━━━━━ Material to process

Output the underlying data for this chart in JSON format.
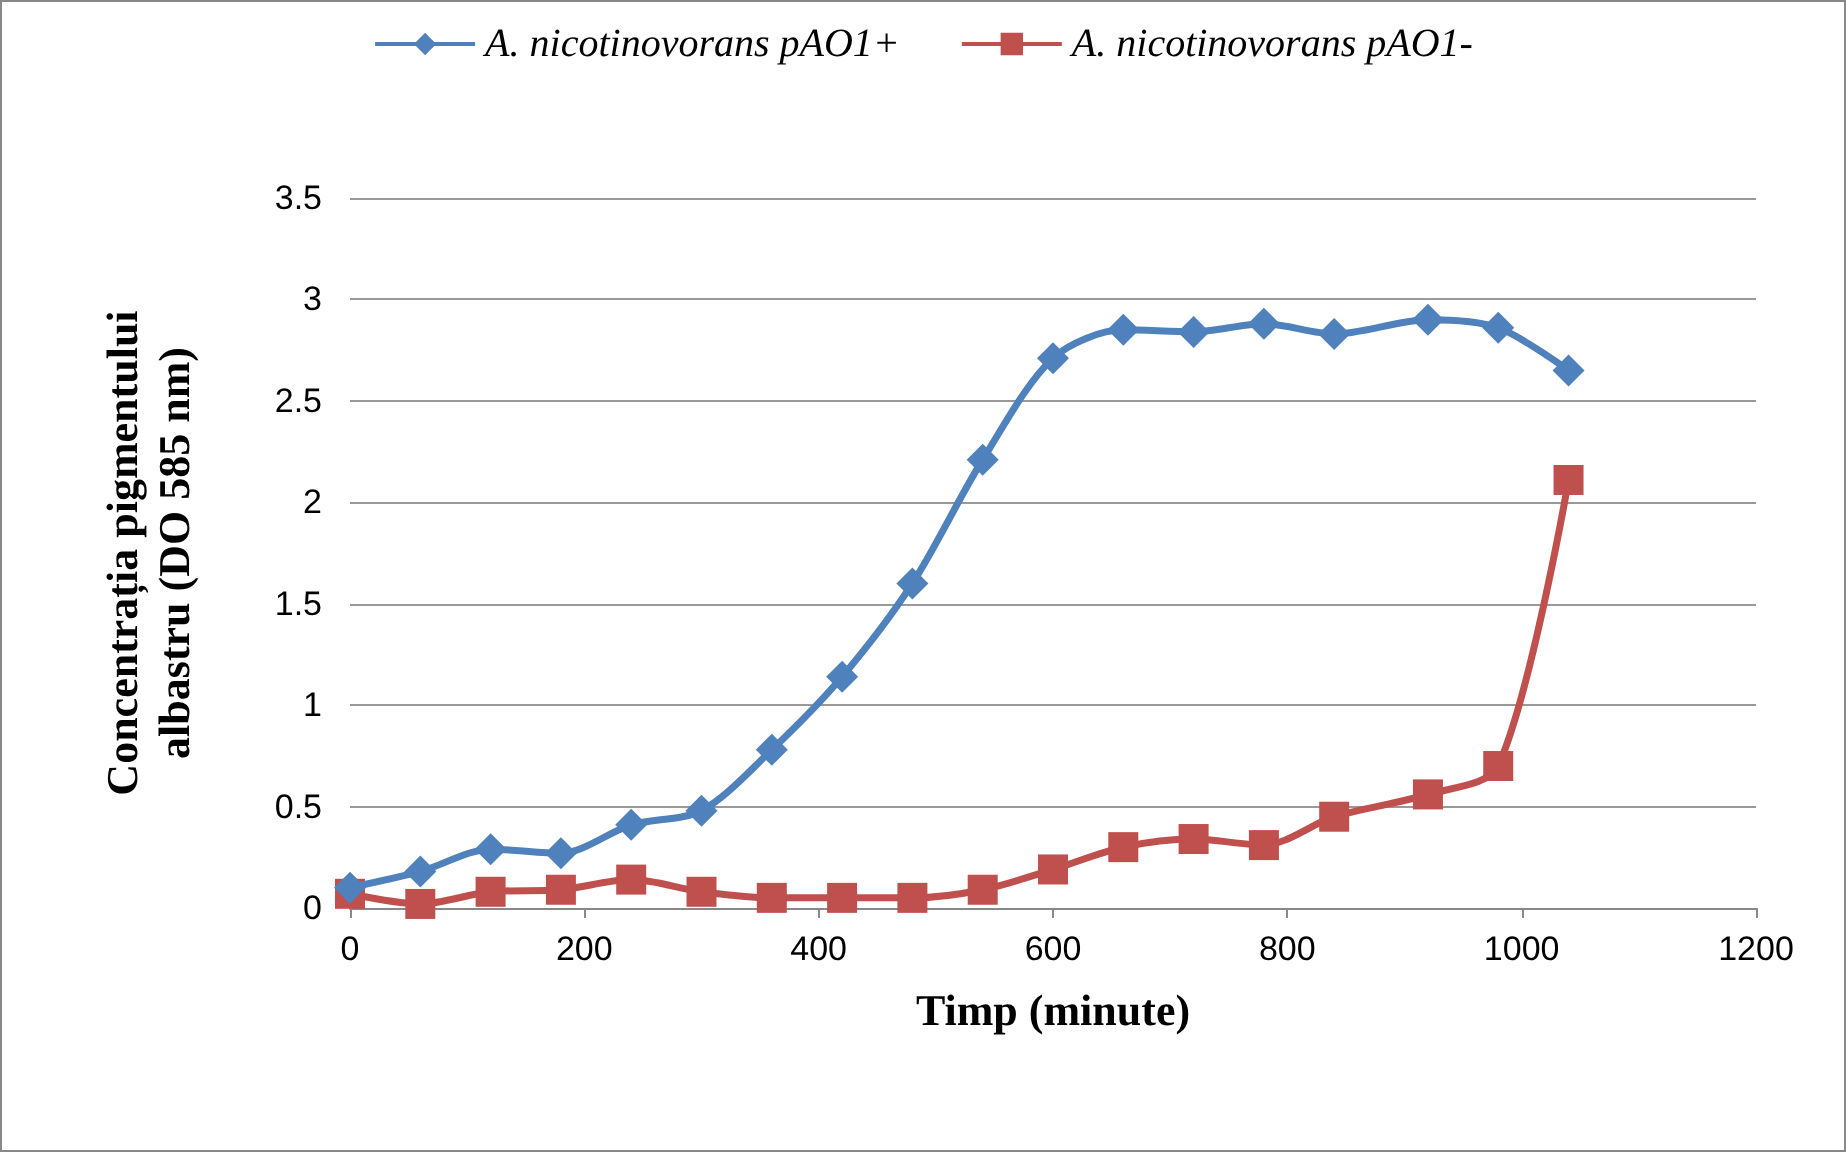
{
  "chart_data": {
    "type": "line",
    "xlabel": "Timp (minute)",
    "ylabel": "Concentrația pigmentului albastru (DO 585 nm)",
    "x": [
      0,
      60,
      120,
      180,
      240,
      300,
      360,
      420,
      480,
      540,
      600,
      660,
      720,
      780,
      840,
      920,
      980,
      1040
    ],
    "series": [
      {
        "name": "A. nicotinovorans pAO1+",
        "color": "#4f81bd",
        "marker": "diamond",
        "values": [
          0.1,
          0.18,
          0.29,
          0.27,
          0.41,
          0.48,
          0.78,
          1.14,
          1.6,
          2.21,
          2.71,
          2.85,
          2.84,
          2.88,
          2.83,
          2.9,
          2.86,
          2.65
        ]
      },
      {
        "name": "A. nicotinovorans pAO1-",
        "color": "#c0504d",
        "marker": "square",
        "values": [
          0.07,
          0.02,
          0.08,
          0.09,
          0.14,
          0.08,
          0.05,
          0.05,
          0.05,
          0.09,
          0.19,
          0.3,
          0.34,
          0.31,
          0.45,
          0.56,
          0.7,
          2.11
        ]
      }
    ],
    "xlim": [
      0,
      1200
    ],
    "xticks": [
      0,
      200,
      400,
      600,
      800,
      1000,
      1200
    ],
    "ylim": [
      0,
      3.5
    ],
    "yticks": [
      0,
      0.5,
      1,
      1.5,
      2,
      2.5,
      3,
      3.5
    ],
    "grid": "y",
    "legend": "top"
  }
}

━━━━━━━━━━
━━━━━ Material to process

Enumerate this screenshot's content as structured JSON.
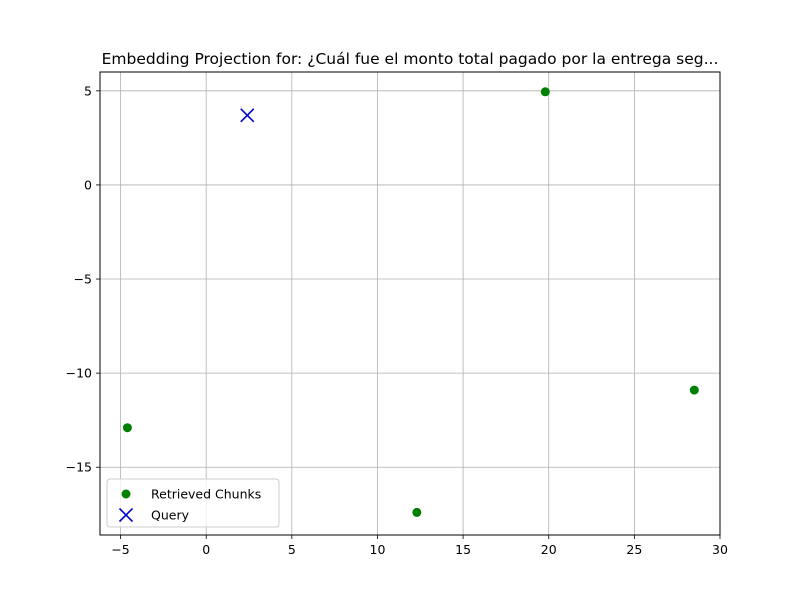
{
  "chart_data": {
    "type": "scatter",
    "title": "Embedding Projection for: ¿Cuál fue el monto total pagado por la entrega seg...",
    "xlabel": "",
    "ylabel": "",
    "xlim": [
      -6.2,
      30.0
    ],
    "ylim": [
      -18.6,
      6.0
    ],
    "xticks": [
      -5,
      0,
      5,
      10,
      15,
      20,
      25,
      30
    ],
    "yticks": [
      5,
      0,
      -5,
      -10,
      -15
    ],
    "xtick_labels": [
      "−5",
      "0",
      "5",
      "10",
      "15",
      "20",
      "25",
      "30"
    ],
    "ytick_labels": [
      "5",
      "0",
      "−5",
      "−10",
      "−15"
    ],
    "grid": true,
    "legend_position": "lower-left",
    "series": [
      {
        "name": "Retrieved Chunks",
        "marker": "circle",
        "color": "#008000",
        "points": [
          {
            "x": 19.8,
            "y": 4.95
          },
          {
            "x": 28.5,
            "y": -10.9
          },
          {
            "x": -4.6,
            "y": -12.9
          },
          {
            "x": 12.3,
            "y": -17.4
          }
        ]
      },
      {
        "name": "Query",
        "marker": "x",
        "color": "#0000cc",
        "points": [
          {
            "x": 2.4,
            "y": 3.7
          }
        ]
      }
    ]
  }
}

━━━━━━━━━━

→ **Directions**:
Look over the records above and copy each line that includes the string "this".

→ **Final result**:
Output the underlying data for this chart in JSON format.
Enumerate this screenshot's content as structured JSON.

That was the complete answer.